> **The request**:
Please retype the data in full and exactly; the pictures are not part of the copy.

> **Entries**:
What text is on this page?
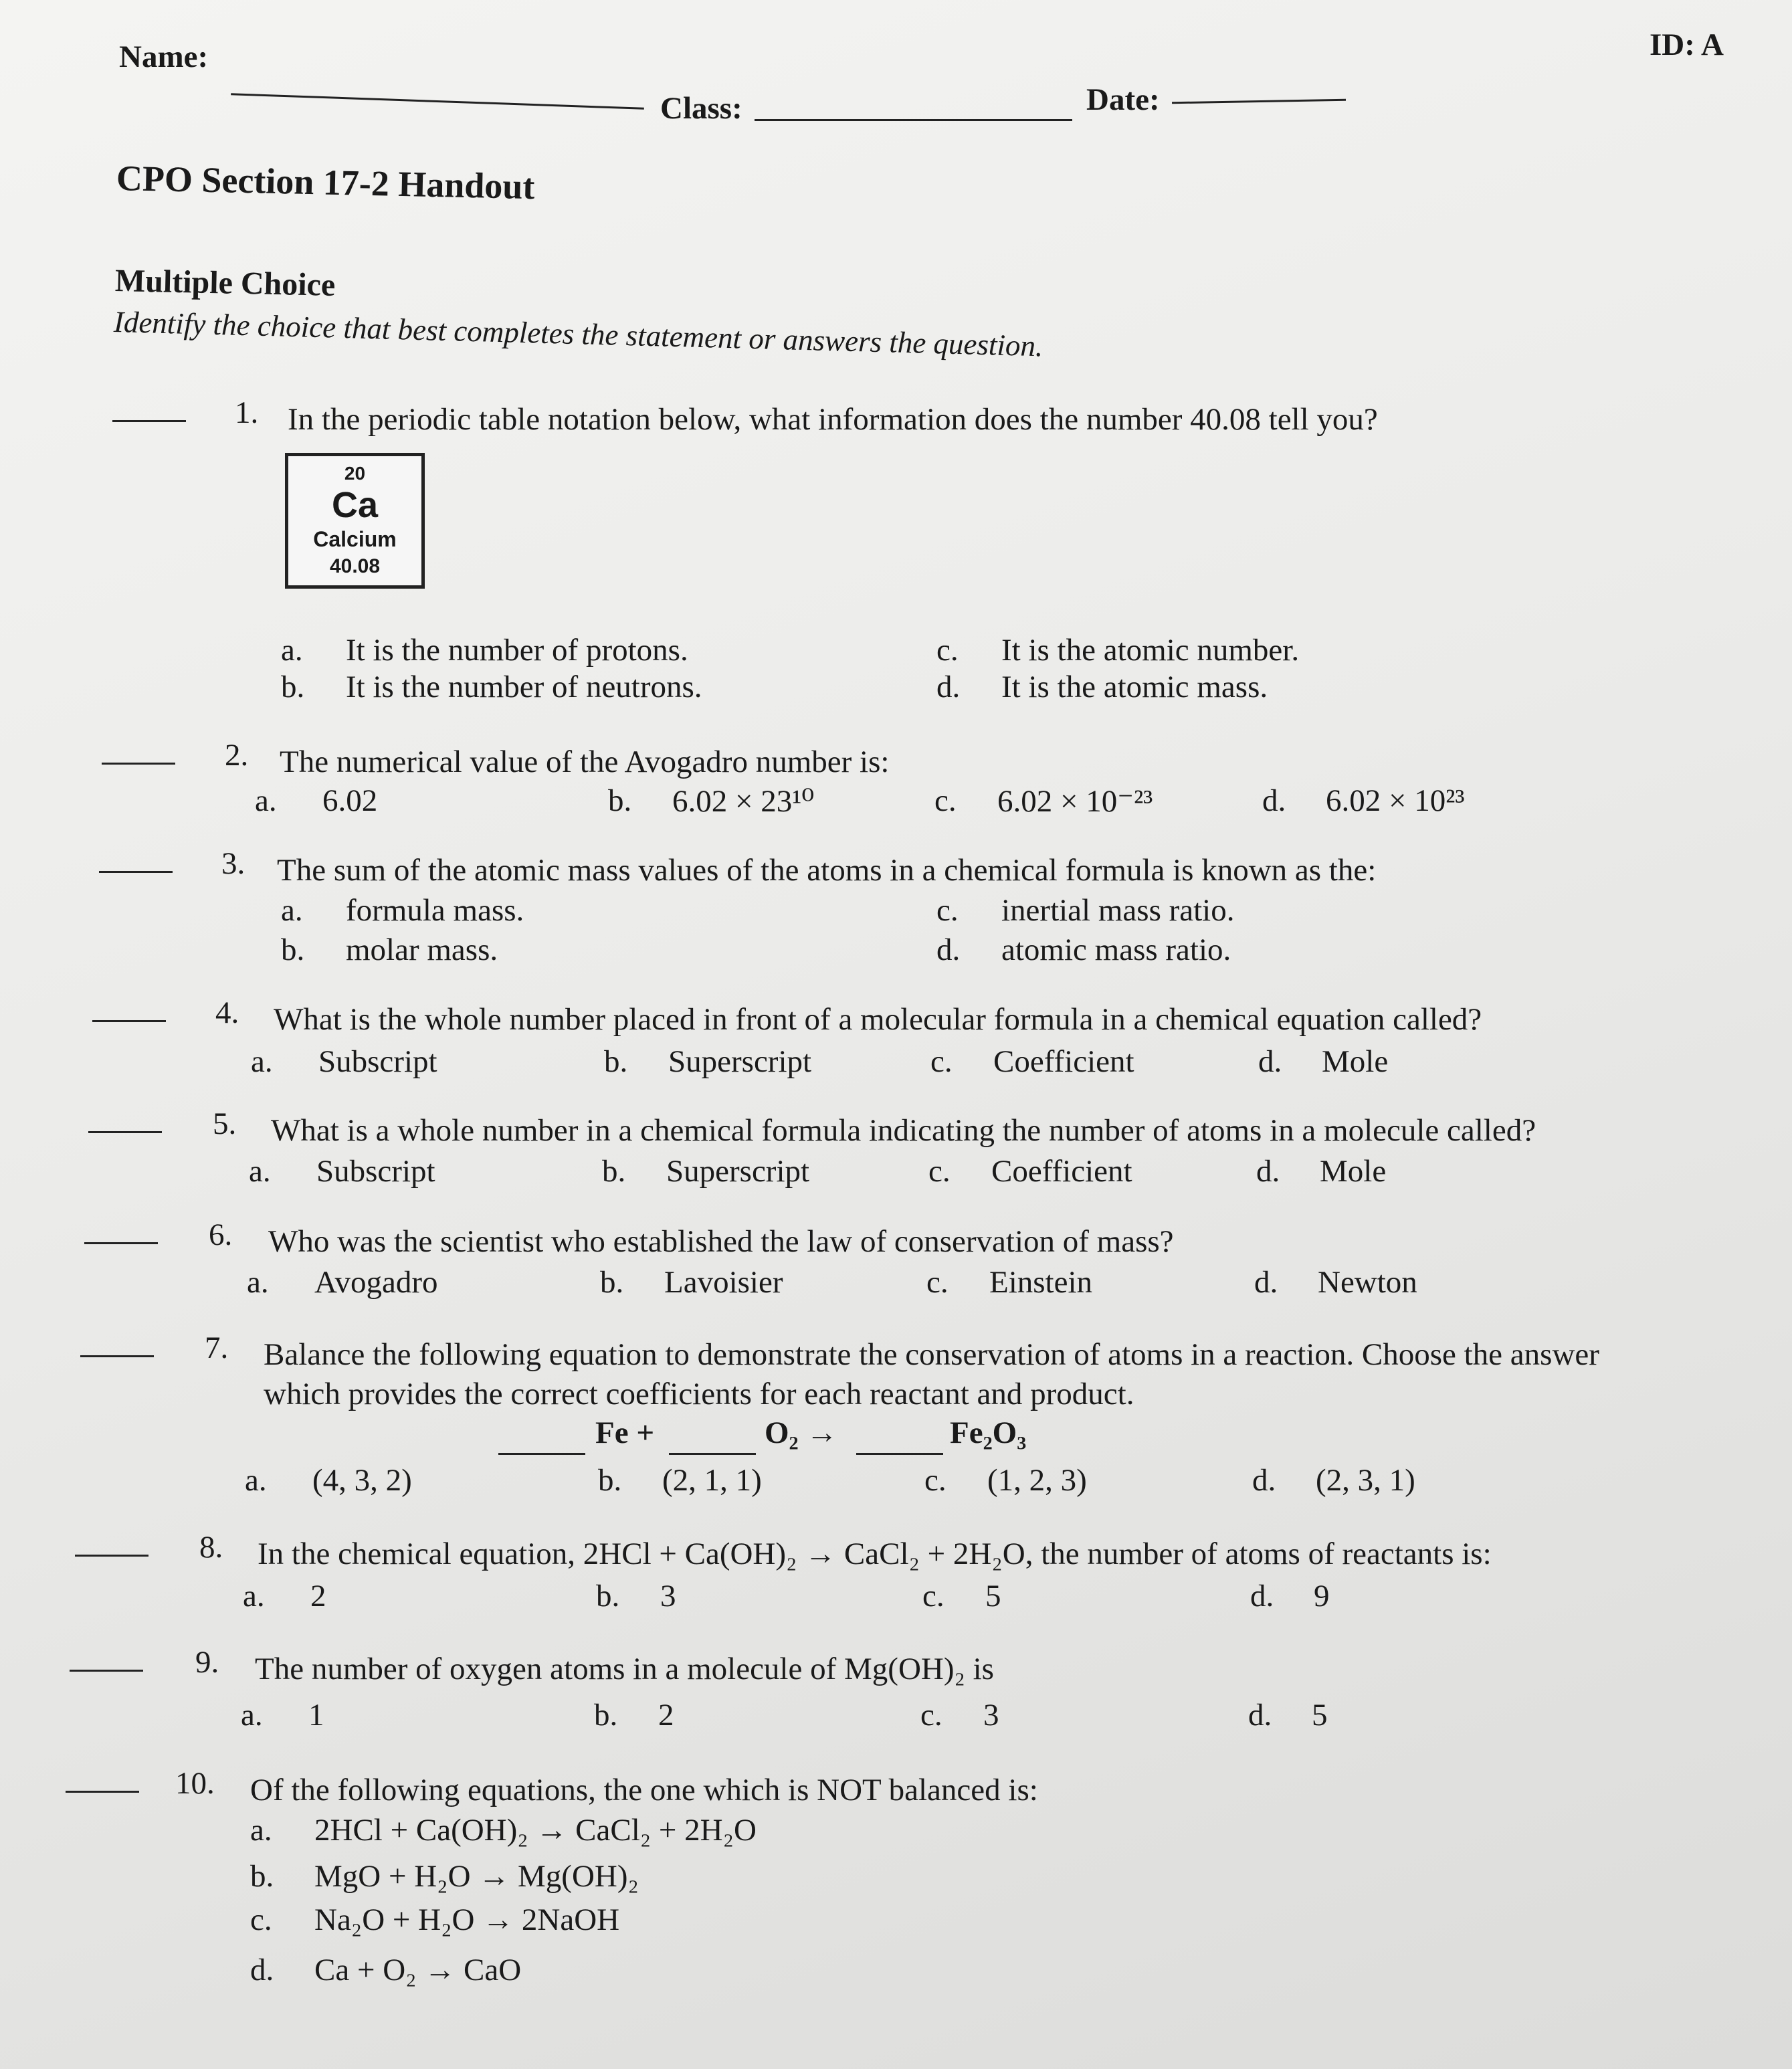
Name:
Class:	Date:
ID: A
CPO Section 17-2 Handout
Multiple Choice
Identify the choice that best completes the statement or answers the question.
20
Ca
Calcium
40.08
1. In the periodic table notation below, what information does the number 40.08 tell you?
a. It is the number of protons.
b. It is the number of neutrons.
c. It is the atomic number.
d. It is the atomic mass.
2. The numerical value of the Avogadro number is:
a. 6.02	b. 6.02 × 23¹⁰	c. 6.02 × 10⁻²³	d. 6.02 × 10²³
3. The sum of the atomic mass values of the atoms in a chemical formula is known as the:
a. formula mass.
b. molar mass.
c. inertial mass ratio.
d. atomic mass ratio.
4. What is the whole number placed in front of a molecular formula in a chemical equation called?
a. Subscript	b. Superscript	c. Coefficient	d. Mole
5. What is a whole number in a chemical formula indicating the number of atoms in a molecule called?
a. Subscript	b. Superscript	c. Coefficient	d. Mole
6. Who was the scientist who established the law of conservation of mass?
a. Avogadro	b. Lavoisier	c. Einstein	d. Newton
7. Balance the following equation to demonstrate the conservation of atoms in a reaction. Choose the answer
which provides the correct coefficients for each reactant and product.
a. (4, 3, 2)	b. (2, 1, 1)	c. (1, 2, 3)	d. (2, 3, 1)
8. In the chemical equation, 2HCl + Ca(OH)₂ → CaCl₂ + 2H₂O, the number of atoms of reactants is:
a. 2	b. 3	c. 5	d. 9
9. The number of oxygen atoms in a molecule of Mg(OH)₂ is
a. 1	b. 2	c. 3	d. 5
10. Of the following equations, the one which is NOT balanced is:
a. 2HCl + Ca(OH)₂ → CaCl₂ + 2H₂O
b. MgO + H₂O → Mg(OH)₂
c. Na₂O + H₂O → 2NaOH
d. Ca + O₂ → CaO
Fe +	O₂ →	Fe₂O₃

> **Result**:
What text is on this page?
Name:
Class:	Date:
ID: A
CPO Section 17-2 Handout
Multiple Choice
Identify the choice that best completes the statement or answers the question.
20
Ca
Calcium
40.08
1. In the periodic table notation below, what information does the number 40.08 tell you?
a. It is the number of protons.
b. It is the number of neutrons.
c. It is the atomic number.
d. It is the atomic mass.
2. The numerical value of the Avogadro number is:
a. 6.02	b. 6.02 × 23¹⁰	c. 6.02 × 10⁻²³	d. 6.02 × 10²³
3. The sum of the atomic mass values of the atoms in a chemical formula is known as the:
a. formula mass.
b. molar mass.
c. inertial mass ratio.
d. atomic mass ratio.
4. What is the whole number placed in front of a molecular formula in a chemical equation called?
a. Subscript	b. Superscript	c. Coefficient	d. Mole
5. What is a whole number in a chemical formula indicating the number of atoms in a molecule called?
a. Subscript	b. Superscript	c. Coefficient	d. Mole
6. Who was the scientist who established the law of conservation of mass?
a. Avogadro	b. Lavoisier	c. Einstein	d. Newton
7. Balance the following equation to demonstrate the conservation of atoms in a reaction. Choose the answer
which provides the correct coefficients for each reactant and product.
a. (4, 3, 2)	b. (2, 1, 1)	c. (1, 2, 3)	d. (2, 3, 1)
8. In the chemical equation, 2HCl + Ca(OH)₂ → CaCl₂ + 2H₂O, the number of atoms of reactants is:
a. 2	b. 3	c. 5	d. 9
9. The number of oxygen atoms in a molecule of Mg(OH)₂ is
a. 1	b. 2	c. 3	d. 5
10. Of the following equations, the one which is NOT balanced is:
a. 2HCl + Ca(OH)₂ → CaCl₂ + 2H₂O
b. MgO + H₂O → Mg(OH)₂
c. Na₂O + H₂O → 2NaOH
d. Ca + O₂ → CaO
Fe +	O₂ →	Fe₂O₃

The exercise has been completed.